** Begin Supplied records **

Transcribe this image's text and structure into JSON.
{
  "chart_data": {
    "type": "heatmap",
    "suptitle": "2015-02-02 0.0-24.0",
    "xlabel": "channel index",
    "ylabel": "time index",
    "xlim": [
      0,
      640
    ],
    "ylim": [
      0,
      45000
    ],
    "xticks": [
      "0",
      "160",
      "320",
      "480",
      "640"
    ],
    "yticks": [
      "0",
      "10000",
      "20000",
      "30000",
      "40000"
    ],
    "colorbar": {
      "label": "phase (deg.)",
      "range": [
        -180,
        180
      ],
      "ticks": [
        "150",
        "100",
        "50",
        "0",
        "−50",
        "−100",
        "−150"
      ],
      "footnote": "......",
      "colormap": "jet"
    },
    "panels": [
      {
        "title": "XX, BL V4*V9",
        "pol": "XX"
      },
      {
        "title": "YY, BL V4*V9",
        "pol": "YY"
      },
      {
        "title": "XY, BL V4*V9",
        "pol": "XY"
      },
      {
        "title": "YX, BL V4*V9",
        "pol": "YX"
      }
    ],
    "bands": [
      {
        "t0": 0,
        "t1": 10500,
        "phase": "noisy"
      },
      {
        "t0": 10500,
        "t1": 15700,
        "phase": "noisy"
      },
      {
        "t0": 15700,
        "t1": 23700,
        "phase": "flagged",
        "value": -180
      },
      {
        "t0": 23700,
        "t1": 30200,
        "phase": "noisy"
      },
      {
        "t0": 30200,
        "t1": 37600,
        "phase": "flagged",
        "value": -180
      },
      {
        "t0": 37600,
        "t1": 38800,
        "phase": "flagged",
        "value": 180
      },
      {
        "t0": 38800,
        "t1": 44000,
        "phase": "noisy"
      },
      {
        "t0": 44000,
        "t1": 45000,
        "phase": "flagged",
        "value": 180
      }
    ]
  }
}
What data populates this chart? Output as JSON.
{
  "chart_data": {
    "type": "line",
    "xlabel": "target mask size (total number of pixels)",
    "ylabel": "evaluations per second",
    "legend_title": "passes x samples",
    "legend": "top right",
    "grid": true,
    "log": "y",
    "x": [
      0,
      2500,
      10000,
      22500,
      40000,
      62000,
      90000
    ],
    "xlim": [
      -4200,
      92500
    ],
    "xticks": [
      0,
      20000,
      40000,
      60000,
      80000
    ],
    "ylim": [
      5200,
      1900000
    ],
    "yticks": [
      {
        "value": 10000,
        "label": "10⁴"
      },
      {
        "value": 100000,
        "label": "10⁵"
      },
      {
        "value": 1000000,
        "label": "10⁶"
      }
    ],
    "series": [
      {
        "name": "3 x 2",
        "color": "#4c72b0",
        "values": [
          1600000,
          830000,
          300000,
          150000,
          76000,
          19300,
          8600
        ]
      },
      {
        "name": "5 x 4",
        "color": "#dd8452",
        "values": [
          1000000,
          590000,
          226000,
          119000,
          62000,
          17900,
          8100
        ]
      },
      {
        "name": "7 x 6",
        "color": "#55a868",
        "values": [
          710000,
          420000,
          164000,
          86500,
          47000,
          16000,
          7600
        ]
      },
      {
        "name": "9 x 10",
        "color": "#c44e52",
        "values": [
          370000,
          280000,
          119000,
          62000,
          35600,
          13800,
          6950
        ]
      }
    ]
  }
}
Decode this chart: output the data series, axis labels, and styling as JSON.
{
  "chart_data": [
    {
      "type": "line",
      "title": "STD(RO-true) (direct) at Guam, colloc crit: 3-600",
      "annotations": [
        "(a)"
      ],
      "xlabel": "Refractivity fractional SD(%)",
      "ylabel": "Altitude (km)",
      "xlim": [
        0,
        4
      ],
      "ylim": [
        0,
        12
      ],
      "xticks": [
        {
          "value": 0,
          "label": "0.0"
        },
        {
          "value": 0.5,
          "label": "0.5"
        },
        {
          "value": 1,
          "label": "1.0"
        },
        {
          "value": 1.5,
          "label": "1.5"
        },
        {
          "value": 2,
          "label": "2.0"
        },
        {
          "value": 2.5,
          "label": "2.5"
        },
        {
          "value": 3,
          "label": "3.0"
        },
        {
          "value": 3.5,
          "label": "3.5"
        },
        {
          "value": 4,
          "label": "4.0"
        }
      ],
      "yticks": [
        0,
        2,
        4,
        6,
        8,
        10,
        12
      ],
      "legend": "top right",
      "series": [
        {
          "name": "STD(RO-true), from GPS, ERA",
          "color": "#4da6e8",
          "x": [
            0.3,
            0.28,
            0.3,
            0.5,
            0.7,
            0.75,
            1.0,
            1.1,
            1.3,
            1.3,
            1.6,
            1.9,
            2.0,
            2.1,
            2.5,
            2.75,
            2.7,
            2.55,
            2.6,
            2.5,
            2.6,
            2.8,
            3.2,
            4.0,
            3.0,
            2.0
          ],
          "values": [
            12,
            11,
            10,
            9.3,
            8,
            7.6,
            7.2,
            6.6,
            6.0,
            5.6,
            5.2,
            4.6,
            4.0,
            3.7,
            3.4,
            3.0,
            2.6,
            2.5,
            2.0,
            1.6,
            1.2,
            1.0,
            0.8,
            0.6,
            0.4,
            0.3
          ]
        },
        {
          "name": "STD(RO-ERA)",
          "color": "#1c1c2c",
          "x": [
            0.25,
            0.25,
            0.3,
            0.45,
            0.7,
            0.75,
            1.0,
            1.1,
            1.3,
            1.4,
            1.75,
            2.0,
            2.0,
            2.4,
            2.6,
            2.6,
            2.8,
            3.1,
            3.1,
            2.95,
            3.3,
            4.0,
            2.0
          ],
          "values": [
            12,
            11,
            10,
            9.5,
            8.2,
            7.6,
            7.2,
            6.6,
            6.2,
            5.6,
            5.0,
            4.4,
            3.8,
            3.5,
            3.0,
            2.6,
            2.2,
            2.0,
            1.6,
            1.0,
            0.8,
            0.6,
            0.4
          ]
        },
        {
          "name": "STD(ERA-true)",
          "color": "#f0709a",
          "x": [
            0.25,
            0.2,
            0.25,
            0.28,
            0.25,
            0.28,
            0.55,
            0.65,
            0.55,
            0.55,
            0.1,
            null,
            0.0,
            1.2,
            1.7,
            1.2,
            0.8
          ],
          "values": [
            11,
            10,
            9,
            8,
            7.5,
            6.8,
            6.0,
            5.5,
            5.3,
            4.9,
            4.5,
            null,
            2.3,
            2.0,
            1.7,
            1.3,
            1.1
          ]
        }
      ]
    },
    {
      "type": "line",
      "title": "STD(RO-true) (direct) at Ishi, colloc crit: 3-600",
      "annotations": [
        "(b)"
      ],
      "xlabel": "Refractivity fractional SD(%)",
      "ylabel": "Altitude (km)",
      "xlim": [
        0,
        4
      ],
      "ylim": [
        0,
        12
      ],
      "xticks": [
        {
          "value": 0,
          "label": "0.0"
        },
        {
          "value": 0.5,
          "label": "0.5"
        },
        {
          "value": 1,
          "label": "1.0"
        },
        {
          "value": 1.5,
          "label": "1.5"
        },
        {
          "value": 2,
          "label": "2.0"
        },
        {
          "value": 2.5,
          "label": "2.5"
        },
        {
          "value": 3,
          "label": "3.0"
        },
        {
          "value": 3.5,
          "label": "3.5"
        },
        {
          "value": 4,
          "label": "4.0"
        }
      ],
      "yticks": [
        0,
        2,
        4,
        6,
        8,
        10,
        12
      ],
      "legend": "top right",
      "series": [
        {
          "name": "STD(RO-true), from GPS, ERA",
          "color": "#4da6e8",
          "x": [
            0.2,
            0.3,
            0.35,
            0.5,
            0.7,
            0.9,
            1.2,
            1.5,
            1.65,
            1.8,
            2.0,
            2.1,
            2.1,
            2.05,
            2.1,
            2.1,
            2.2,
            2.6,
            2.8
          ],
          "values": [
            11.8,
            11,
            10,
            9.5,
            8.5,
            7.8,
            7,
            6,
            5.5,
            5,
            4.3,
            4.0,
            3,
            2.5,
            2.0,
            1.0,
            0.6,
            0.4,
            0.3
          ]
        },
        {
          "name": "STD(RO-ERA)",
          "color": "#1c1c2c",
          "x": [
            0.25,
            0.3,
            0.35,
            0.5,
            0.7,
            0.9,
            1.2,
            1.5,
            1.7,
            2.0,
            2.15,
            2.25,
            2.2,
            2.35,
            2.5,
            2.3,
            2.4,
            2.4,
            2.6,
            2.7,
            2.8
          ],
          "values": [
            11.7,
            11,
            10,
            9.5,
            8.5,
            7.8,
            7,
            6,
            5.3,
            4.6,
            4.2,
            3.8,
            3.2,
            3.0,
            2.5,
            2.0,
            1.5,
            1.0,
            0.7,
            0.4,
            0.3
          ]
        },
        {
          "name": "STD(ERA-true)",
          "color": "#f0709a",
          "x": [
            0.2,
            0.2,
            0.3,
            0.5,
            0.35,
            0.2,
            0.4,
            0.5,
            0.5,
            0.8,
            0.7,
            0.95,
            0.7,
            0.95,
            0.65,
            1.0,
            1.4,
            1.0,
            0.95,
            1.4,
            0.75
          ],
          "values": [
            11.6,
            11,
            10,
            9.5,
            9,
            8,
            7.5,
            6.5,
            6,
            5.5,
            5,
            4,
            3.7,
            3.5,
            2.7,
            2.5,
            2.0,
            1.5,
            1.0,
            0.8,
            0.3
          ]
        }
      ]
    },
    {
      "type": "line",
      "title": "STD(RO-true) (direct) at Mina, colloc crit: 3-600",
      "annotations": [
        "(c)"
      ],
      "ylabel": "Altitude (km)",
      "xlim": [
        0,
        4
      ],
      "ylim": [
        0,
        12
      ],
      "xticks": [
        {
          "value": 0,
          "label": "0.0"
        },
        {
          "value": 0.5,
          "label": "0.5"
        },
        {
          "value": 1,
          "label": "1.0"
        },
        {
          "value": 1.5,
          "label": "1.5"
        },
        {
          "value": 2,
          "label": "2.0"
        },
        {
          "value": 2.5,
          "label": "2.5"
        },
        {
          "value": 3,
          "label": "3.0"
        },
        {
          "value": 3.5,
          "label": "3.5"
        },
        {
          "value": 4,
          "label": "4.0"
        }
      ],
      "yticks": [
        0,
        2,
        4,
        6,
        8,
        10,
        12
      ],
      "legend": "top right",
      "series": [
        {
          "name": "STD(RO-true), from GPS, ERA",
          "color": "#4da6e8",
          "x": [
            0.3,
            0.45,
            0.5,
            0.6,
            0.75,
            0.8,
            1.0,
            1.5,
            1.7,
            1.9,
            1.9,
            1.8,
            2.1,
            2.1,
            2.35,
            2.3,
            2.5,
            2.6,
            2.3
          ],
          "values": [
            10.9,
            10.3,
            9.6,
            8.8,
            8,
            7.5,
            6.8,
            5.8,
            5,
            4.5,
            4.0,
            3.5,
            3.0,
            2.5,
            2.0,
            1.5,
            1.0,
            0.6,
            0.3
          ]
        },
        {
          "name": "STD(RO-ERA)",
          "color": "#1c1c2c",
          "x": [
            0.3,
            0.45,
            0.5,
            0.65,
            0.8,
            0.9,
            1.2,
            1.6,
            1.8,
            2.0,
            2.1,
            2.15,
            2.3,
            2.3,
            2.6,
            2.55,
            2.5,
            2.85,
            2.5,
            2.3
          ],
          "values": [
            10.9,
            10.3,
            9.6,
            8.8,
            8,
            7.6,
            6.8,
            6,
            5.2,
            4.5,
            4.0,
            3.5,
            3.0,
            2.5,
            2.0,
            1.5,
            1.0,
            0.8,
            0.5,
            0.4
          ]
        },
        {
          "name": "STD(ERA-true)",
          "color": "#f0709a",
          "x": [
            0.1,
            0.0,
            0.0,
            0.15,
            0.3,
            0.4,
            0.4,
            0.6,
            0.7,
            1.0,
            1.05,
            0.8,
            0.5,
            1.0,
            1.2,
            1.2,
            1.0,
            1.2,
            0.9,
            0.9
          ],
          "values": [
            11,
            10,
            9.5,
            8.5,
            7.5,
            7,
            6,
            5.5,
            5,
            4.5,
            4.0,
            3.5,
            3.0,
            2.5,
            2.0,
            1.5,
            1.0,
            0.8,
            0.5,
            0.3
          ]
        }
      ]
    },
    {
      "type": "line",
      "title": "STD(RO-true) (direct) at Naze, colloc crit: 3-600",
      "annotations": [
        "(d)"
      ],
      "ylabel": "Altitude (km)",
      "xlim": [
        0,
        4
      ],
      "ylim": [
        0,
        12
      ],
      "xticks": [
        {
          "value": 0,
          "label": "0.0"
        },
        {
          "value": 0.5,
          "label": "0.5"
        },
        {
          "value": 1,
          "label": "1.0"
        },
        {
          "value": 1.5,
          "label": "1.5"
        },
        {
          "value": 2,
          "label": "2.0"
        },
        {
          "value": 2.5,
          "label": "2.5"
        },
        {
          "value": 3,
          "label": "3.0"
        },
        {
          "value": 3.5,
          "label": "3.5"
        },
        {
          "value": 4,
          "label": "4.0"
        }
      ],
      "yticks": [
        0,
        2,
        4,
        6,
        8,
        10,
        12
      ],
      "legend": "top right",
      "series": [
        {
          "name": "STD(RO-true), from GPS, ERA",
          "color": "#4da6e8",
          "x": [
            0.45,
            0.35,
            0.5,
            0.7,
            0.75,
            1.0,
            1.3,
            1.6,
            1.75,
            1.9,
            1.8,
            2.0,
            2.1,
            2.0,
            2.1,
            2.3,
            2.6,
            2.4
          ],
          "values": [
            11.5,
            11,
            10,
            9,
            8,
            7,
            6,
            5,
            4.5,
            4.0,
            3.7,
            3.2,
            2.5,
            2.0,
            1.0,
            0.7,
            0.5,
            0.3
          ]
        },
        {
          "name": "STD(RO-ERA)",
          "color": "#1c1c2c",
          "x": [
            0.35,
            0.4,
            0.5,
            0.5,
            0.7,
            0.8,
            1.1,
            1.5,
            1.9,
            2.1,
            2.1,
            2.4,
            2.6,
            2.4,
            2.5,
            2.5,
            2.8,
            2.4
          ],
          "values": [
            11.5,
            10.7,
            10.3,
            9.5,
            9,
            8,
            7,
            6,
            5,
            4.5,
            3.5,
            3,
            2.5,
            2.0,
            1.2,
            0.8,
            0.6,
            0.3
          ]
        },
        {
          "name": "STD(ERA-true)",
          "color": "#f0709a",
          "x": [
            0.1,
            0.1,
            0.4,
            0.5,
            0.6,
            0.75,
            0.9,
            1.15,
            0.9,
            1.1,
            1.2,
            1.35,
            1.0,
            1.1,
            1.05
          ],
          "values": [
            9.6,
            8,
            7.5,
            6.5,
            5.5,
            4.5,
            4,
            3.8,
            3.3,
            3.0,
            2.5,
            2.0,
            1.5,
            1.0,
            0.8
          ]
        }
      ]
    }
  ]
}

** End Supplied records **

Give the number of lines in the entries that hold the word "xlabel", and nothing else.

**Exercise response**:
4